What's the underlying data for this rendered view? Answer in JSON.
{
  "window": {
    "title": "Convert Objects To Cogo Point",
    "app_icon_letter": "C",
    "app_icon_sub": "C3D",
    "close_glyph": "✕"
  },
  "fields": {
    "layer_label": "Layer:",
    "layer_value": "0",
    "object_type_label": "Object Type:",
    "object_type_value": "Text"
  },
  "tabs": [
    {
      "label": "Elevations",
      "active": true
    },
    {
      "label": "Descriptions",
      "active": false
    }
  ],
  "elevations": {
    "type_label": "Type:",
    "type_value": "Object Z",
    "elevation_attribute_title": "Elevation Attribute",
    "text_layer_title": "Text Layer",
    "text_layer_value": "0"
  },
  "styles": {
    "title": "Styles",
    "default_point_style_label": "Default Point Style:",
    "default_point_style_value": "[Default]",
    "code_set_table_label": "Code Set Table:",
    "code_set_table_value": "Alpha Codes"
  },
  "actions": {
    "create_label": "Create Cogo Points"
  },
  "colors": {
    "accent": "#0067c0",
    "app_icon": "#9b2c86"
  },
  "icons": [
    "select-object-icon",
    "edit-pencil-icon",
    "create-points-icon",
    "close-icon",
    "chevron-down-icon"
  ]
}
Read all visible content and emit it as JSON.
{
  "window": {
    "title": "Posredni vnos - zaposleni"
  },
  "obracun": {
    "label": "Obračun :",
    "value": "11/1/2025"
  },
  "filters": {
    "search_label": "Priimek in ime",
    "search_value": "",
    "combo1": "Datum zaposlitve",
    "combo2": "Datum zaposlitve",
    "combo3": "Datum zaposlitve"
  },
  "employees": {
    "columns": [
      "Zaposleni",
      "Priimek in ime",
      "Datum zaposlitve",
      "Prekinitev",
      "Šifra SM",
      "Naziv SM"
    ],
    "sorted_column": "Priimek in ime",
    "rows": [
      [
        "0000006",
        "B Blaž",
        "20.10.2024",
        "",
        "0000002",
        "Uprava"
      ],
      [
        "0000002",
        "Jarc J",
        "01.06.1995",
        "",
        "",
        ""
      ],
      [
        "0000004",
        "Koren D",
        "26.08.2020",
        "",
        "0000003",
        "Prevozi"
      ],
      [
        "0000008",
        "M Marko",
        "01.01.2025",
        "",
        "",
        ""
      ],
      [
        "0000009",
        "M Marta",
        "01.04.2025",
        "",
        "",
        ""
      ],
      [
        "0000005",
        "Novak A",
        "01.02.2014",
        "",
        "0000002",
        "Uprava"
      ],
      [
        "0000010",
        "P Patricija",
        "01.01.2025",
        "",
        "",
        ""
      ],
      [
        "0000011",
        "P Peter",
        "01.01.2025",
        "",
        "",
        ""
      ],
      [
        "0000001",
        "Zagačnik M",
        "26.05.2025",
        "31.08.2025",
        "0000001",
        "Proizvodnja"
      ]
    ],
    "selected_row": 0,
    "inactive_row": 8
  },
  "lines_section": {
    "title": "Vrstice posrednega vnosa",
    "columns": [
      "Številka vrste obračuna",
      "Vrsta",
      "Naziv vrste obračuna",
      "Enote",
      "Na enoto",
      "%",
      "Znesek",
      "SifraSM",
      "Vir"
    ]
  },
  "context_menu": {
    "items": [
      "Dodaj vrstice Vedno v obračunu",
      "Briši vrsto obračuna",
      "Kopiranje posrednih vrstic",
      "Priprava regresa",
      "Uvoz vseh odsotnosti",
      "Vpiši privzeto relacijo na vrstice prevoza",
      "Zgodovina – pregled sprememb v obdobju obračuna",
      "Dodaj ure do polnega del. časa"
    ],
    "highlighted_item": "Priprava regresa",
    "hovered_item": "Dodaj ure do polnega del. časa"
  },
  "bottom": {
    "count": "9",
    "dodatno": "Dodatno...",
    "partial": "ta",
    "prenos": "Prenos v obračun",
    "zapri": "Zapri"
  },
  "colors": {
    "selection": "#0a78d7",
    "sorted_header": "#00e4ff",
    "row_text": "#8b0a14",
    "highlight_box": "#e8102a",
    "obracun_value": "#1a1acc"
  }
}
• • • •
**What this task involves:** Set every line of the listing down word for word.

**Response for this exercise:**
What's the underlying data for this rendered view? Answer in JSON.
{
  "window": {
    "title": "Convert Objects To Cogo Point",
    "app_icon_letter": "C",
    "app_icon_sub": "C3D",
    "close_glyph": "✕"
  },
  "fields": {
    "layer_label": "Layer:",
    "layer_value": "0",
    "object_type_label": "Object Type:",
    "object_type_value": "Text"
  },
  "tabs": [
    {
      "label": "Elevations",
      "active": true
    },
    {
      "label": "Descriptions",
      "active": false
    }
  ],
  "elevations": {
    "type_label": "Type:",
    "type_value": "Object Z",
    "elevation_attribute_title": "Elevation Attribute",
    "text_layer_title": "Text Layer",
    "text_layer_value": "0"
  },
  "styles": {
    "title": "Styles",
    "default_point_style_label": "Default Point Style:",
    "default_point_style_value": "[Default]",
    "code_set_table_label": "Code Set Table:",
    "code_set_table_value": "Alpha Codes"
  },
  "actions": {
    "create_label": "Create Cogo Points"
  },
  "colors": {
    "accent": "#0067c0",
    "app_icon": "#9b2c86"
  },
  "icons": [
    "select-object-icon",
    "edit-pencil-icon",
    "create-points-icon",
    "close-icon",
    "chevron-down-icon"
  ]
}
Read all visible content and emit it as JSON.
{
  "window": {
    "title": "Posredni vnos - zaposleni"
  },
  "obracun": {
    "label": "Obračun :",
    "value": "11/1/2025"
  },
  "filters": {
    "search_label": "Priimek in ime",
    "search_value": "",
    "combo1": "Datum zaposlitve",
    "combo2": "Datum zaposlitve",
    "combo3": "Datum zaposlitve"
  },
  "employees": {
    "columns": [
      "Zaposleni",
      "Priimek in ime",
      "Datum zaposlitve",
      "Prekinitev",
      "Šifra SM",
      "Naziv SM"
    ],
    "sorted_column": "Priimek in ime",
    "rows": [
      [
        "0000006",
        "B Blaž",
        "20.10.2024",
        "",
        "0000002",
        "Uprava"
      ],
      [
        "0000002",
        "Jarc J",
        "01.06.1995",
        "",
        "",
        ""
      ],
      [
        "0000004",
        "Koren D",
        "26.08.2020",
        "",
        "0000003",
        "Prevozi"
      ],
      [
        "0000008",
        "M Marko",
        "01.01.2025",
        "",
        "",
        ""
      ],
      [
        "0000009",
        "M Marta",
        "01.04.2025",
        "",
        "",
        ""
      ],
      [
        "0000005",
        "Novak A",
        "01.02.2014",
        "",
        "0000002",
        "Uprava"
      ],
      [
        "0000010",
        "P Patricija",
        "01.01.2025",
        "",
        "",
        ""
      ],
      [
        "0000011",
        "P Peter",
        "01.01.2025",
        "",
        "",
        ""
      ],
      [
        "0000001",
        "Zagačnik M",
        "26.05.2025",
        "31.08.2025",
        "0000001",
        "Proizvodnja"
      ]
    ],
    "selected_row": 0,
    "inactive_row": 8
  },
  "lines_section": {
    "title": "Vrstice posrednega vnosa",
    "columns": [
      "Številka vrste obračuna",
      "Vrsta",
      "Naziv vrste obračuna",
      "Enote",
      "Na enoto",
      "%",
      "Znesek",
      "SifraSM",
      "Vir"
    ]
  },
  "context_menu": {
    "items": [
      "Dodaj vrstice Vedno v obračunu",
      "Briši vrsto obračuna",
      "Kopiranje posrednih vrstic",
      "Priprava regresa",
      "Uvoz vseh odsotnosti",
      "Vpiši privzeto relacijo na vrstice prevoza",
      "Zgodovina – pregled sprememb v obdobju obračuna",
      "Dodaj ure do polnega del. časa"
    ],
    "highlighted_item": "Priprava regresa",
    "hovered_item": "Dodaj ure do polnega del. časa"
  },
  "bottom": {
    "count": "9",
    "dodatno": "Dodatno...",
    "partial": "ta",
    "prenos": "Prenos v obračun",
    "zapri": "Zapri"
  },
  "colors": {
    "selection": "#0a78d7",
    "sorted_header": "#00e4ff",
    "row_text": "#8b0a14",
    "highlight_box": "#e8102a",
    "obracun_value": "#1a1acc"
  }
}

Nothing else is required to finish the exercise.